• _GOAL_
Starting at the line that holds "Convert this document image to plain text.", restate every line word for word up to and including the last one in the listing below, and omit all pictures.

• _RECORDS TO PROCESS_
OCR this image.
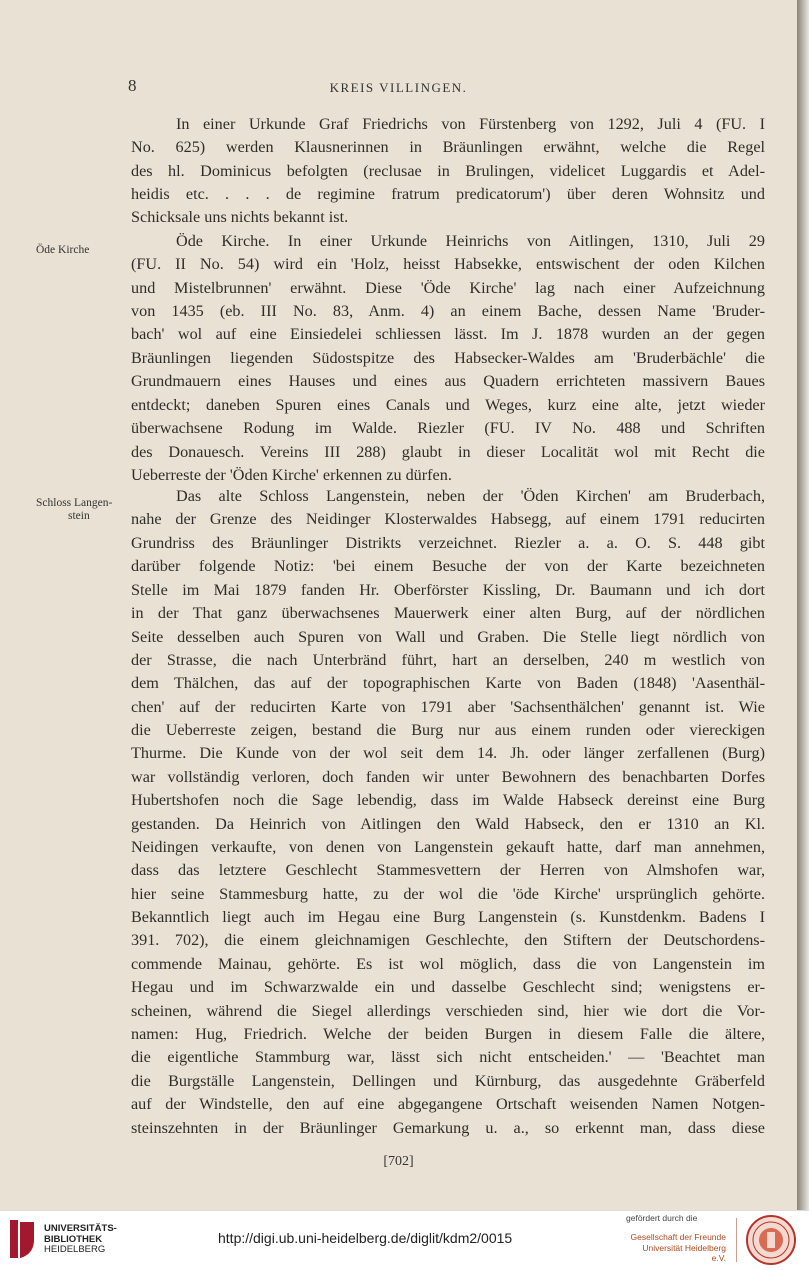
8	KREIS VILLINGEN.
Öde Kirche
Schloss Langen-
stein
In einer Urkunde Graf Friedrichs von Fürstenberg von 1292, Juli 4 (FU. I
No. 625) werden Klausnerinnen in Bräunlingen erwähnt, welche die Regel
des hl. Dominicus befolgten (reclusae in Brulingen, videlicet Luggardis et Adel-
heidis etc. . . . de regimine fratrum predicatorum') über deren Wohnsitz und
Schicksale uns nichts bekannt ist.
Öde Kirche. In einer Urkunde Heinrichs von Aitlingen, 1310, Juli 29
(FU. II No. 54) wird ein 'Holz, heisst Habsekke, entswischent der oden Kilchen
und Mistelbrunnen' erwähnt. Diese 'Öde Kirche' lag nach einer Aufzeichnung
von 1435 (eb. III No. 83, Anm. 4) an einem Bache, dessen Name 'Bruder-
bach' wol auf eine Einsiedelei schliessen lässt. Im J. 1878 wurden an der gegen
Bräunlingen liegenden Südostspitze des Habsecker-Waldes am 'Bruderbächle' die
Grundmauern eines Hauses und eines aus Quadern errichteten massivern Baues
entdeckt; daneben Spuren eines Canals und Weges, kurz eine alte, jetzt wieder
überwachsene Rodung im Walde. Riezler (FU. IV No. 488 und Schriften
des Donauesch. Vereins III 288) glaubt in dieser Localität wol mit Recht die
Ueberreste der 'Öden Kirche' erkennen zu dürfen.
Das alte Schloss Langenstein, neben der 'Öden Kirchen' am Bruderbach,
nahe der Grenze des Neidinger Klosterwaldes Habsegg, auf einem 1791 reducirten
Grundriss des Bräunlinger Distrikts verzeichnet. Riezler a. a. O. S. 448 gibt
darüber folgende Notiz: 'bei einem Besuche der von der Karte bezeichneten
Stelle im Mai 1879 fanden Hr. Oberförster Kissling, Dr. Baumann und ich dort
in der That ganz überwachsenes Mauerwerk einer alten Burg, auf der nördlichen
Seite desselben auch Spuren von Wall und Graben. Die Stelle liegt nördlich von
der Strasse, die nach Unterbränd führt, hart an derselben, 240 m westlich von
dem Thälchen, das auf der topographischen Karte von Baden (1848) 'Aasenthäl-
chen' auf der reducirten Karte von 1791 aber 'Sachsenthälchen' genannt ist. Wie
die Ueberreste zeigen, bestand die Burg nur aus einem runden oder viereckigen
Thurme. Die Kunde von der wol seit dem 14. Jh. oder länger zerfallenen (Burg)
war vollständig verloren, doch fanden wir unter Bewohnern des benachbarten Dorfes
Hubertshofen noch die Sage lebendig, dass im Walde Habseck dereinst eine Burg
gestanden. Da Heinrich von Aitlingen den Wald Habseck, den er 1310 an Kl.
Neidingen verkaufte, von denen von Langenstein gekauft hatte, darf man annehmen,
dass das letztere Geschlecht Stammesvettern der Herren von Almshofen war,
hier seine Stammesburg hatte, zu der wol die 'öde Kirche' ursprünglich gehörte.
Bekanntlich liegt auch im Hegau eine Burg Langenstein (s. Kunstdenkm. Badens I
391. 702), die einem gleichnamigen Geschlechte, den Stiftern der Deutschordens-
commende Mainau, gehörte. Es ist wol möglich, dass die von Langenstein im
Hegau und im Schwarzwalde ein und dasselbe Geschlecht sind; wenigstens er-
scheinen, während die Siegel allerdings verschieden sind, hier wie dort die Vor-
namen: Hug, Friedrich. Welche der beiden Burgen in diesem Falle die ältere,
die eigentliche Stammburg war, lässt sich nicht entscheiden.' — 'Beachtet man
die Burgställe Langenstein, Dellingen und Kürnburg, das ausgedehnte Gräberfeld
auf der Windstelle, den auf eine abgegangene Ortschaft weisenden Namen Notgen-
steinszehnten in der Bräunlinger Gemarkung u. a., so erkennt man, dass diese
[702]
UNIVERSITÄTS-
BIBLIOTHEK
HEIDELBERG
http://digi.ub.uni-heidelberg.de/diglit/kdm2/0015
gefördert durch die
Gesellschaft der Freunde
Universität Heidelberg e.V.
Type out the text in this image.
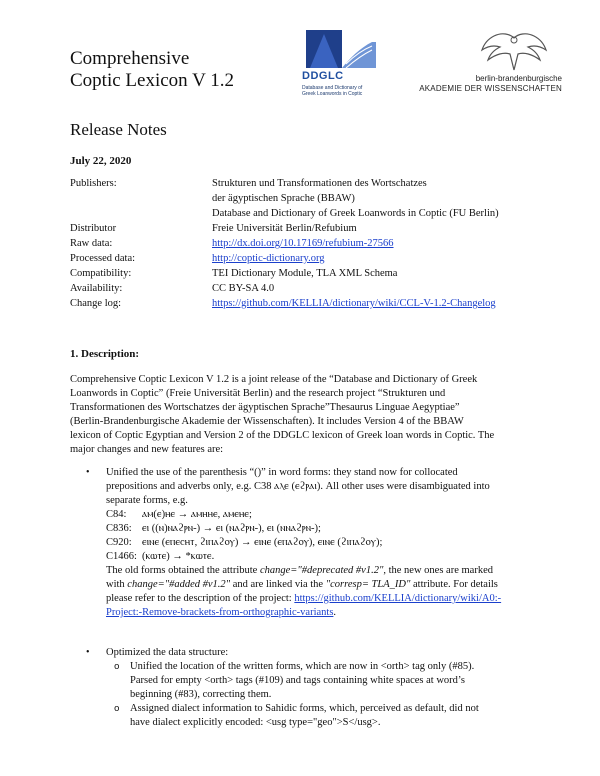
Comprehensive
Coptic Lexicon V 1.2	DDGLC
Database and Dictionary of
Greek Loanwords in Coptic
berlin-brandenburgische
AKADEMIE DER WISSENSCHAFTEN
Release Notes
July 22, 2020
Publishers:	Strukturen und Transformationen des Wortschatzes
der ägyptischen Sprache (BBAW)
Database and Dictionary of Greek Loanwords in Coptic (FU Berlin)
Distributor	Freie Universität Berlin/Refubium
Raw data:	http://dx.doi.org/10.17169/refubium-27566
Processed data:	http://coptic-dictionary.org
Compatibility:	TEI Dictionary Module, TLA XML Schema
Availability:	CC BY-SA 4.0
Change log:	https://github.com/KELLIA/dictionary/wiki/CCL-V-1.2-Changelog
1. Description:
Comprehensive Coptic Lexicon V 1.2 is a joint release of the “Database and Dictionary of Greek
Loanwords in Coptic” (Freie Universität Berlin) and the research project “Strukturen und
Transformationen des Wortschatzes der ägyptischen Sprache”Thesaurus Linguae Aegyptiae”
(Berlin-Brandenburgische Akademie der Wissenschaften). It includes Version 4 of the BBAW
lexicon of Coptic Egyptian and Version 2 of the DDGLC lexicon of Greek loan words in Coptic. The
major changes and new features are:
• Unified the use of the parenthesis “()” in word forms: they stand now for collocated
prepositions and adverbs only, e.g. C38 ⲁⲗⲉ (ⲉϩⲣⲁⲓ). All other uses were disambiguated into
separate forms, e.g.
C84:	ⲁⲙ(ⲉ)ⲏⲉ → ⲁⲙⲏⲏⲉ, ⲁⲙⲉⲏⲉ;
C836: ⲉⲓ ((ⲛ)ⲛⲁϩⲣⲛ-) → ⲉⲓ (ⲛⲁϩⲣⲛ-), ⲉⲓ (ⲛⲛⲁϩⲣⲛ-);
C920: ⲉⲓⲛⲉ (ⲉⲡⲉⲥⲏⲧ, ϩⲓⲡⲁϩⲟⲩ) → ⲉⲓⲛⲉ (ⲉⲡⲁϩⲟⲩ), ⲉⲓⲛⲉ (ϩⲓⲡⲁϩⲟⲩ);
C1466: (ⲕⲱⲧⲉ) → *ⲕⲱⲧⲉ.
The old forms obtained the attribute change="#deprecated #v1.2", the new ones are marked
with change="#added #v1.2" and are linked via the "corresp= TLA_ID" attribute. For details
please refer to the description of the project: https://github.com/KELLIA/dictionary/wiki/A0:-
Project:-Remove-brackets-from-orthographic-variants.
• Optimized the data structure:
o Unified the location of the written forms, which are now in <orth> tag only (#85).
Parsed for empty <orth> tags (#109) and tags containing white spaces at word’s
beginning (#83), correcting them.
o Assigned dialect information to Sahidic forms, which, perceived as default, did not
have dialect explicitly encoded: <usg type="geo">S</usg>.
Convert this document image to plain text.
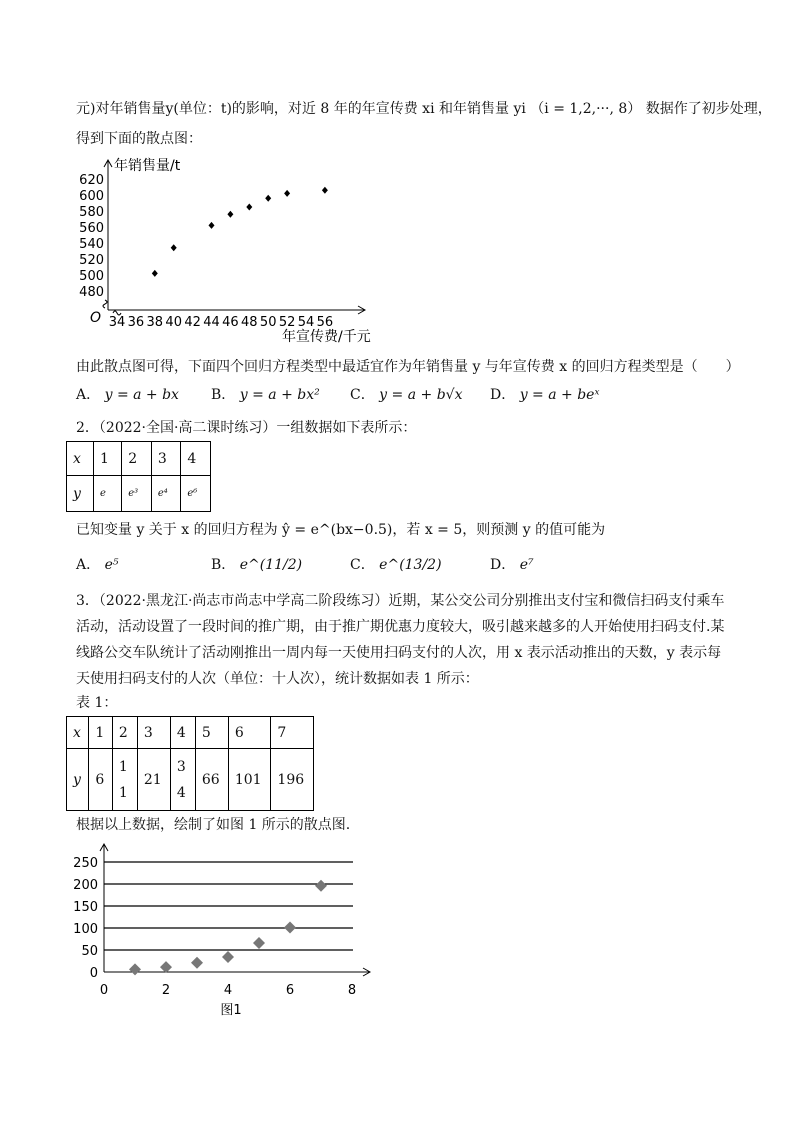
元)对年销售量y(单位：t)的影响，对近 8 年的年宣传费 xi 和年销售量 yi （i = 1,2,···, 8） 数据作了初步处理，
得到下面的散点图：
年销售量/t
年宣传费/千元
O
480
500
520
540
560
580
600
620
34 36 38 40 42 44 46 48 50 52 54 56
由此散点图可得，下面四个回归方程类型中最适宜作为年销售量 y 与年宣传费 x 的回归方程类型是（　　）
A． y = a + bx B． y = a + bx² C． y = a + b√x D． y = a + beˣ
2．（2022·全国·高二课时练习）一组数据如下表所示：
x	1	2	3	4
y	e	e³	e⁴	e⁶
已知变量 y 关于 x 的回归方程为 ŷ = e^(bx−0.5)，若 x = 5，则预测 y 的值可能为
A． e⁵	B． e^(11/2)	C． e^(13/2)	D． e⁷
3．（2022·黑龙江·尚志市尚志中学高二阶段练习）近期，某公交公司分别推出支付宝和微信扫码支付乘车
活动，活动设置了一段时间的推广期，由于推广期优惠力度较大，吸引越来越多的人开始使用扫码支付.某
线路公交车队统计了活动刚推出一周内每一天使用扫码支付的人次，用 x 表示活动推出的天数，y 表示每
天使用扫码支付的人次（单位：十人次），统计数据如表 1 所示：
表 1：
x	1	2	3	4	5	6	7
y	6	11	21	34	66	101	196
根据以上数据，绘制了如图 1 所示的散点图.
0
50
100
150
200
250
0	2	4	6	8
图1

• _WRITTEN SOLUTION_
Convert this document image to plain text.
元)对年销售量y(单位：t)的影响，对近 8 年的年宣传费 xi 和年销售量 yi （i = 1,2,···, 8） 数据作了初步处理，
得到下面的散点图：
年销售量/t
年宣传费/千元
O
480
500
520
540
560
580
600
620
34 36 38 40 42 44 46 48 50 52 54 56
由此散点图可得，下面四个回归方程类型中最适宜作为年销售量 y 与年宣传费 x 的回归方程类型是（　　）
A． y = a + bx B． y = a + bx² C． y = a + b√x D． y = a + beˣ
2．（2022·全国·高二课时练习）一组数据如下表所示：
x	1	2	3	4
y	e	e³	e⁴	e⁶
已知变量 y 关于 x 的回归方程为 ŷ = e^(bx−0.5)，若 x = 5，则预测 y 的值可能为
A． e⁵	B． e^(11/2)	C． e^(13/2)	D． e⁷
3．（2022·黑龙江·尚志市尚志中学高二阶段练习）近期，某公交公司分别推出支付宝和微信扫码支付乘车
活动，活动设置了一段时间的推广期，由于推广期优惠力度较大，吸引越来越多的人开始使用扫码支付.某
线路公交车队统计了活动刚推出一周内每一天使用扫码支付的人次，用 x 表示活动推出的天数，y 表示每
天使用扫码支付的人次（单位：十人次），统计数据如表 1 所示：
表 1：
x	1	2	3	4	5	6	7
y	6	11	21	34	66	101	196
根据以上数据，绘制了如图 1 所示的散点图.
0
50
100
150
200
250
0	2	4	6	8
图1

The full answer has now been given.